** begin Data entries **

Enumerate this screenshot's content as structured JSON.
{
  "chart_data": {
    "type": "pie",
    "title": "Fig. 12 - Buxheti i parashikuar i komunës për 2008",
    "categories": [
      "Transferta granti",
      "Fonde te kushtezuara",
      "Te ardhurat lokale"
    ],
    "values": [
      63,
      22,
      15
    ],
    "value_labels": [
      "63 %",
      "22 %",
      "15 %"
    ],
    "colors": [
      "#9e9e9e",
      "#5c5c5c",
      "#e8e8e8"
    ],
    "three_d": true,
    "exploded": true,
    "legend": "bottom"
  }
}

** end Data entries **

** Set task **
Set every line of the listing down word for word.

** Exercise answer **
Enumerate this screenshot's content as structured JSON.
{
  "chart_data": {
    "type": "pie",
    "title": "Fig. 12 - Buxheti i parashikuar i komunës për 2008",
    "categories": [
      "Transferta granti",
      "Fonde te kushtezuara",
      "Te ardhurat lokale"
    ],
    "values": [
      63,
      22,
      15
    ],
    "value_labels": [
      "63 %",
      "22 %",
      "15 %"
    ],
    "colors": [
      "#9e9e9e",
      "#5c5c5c",
      "#e8e8e8"
    ],
    "three_d": true,
    "exploded": true,
    "legend": "bottom"
  }
}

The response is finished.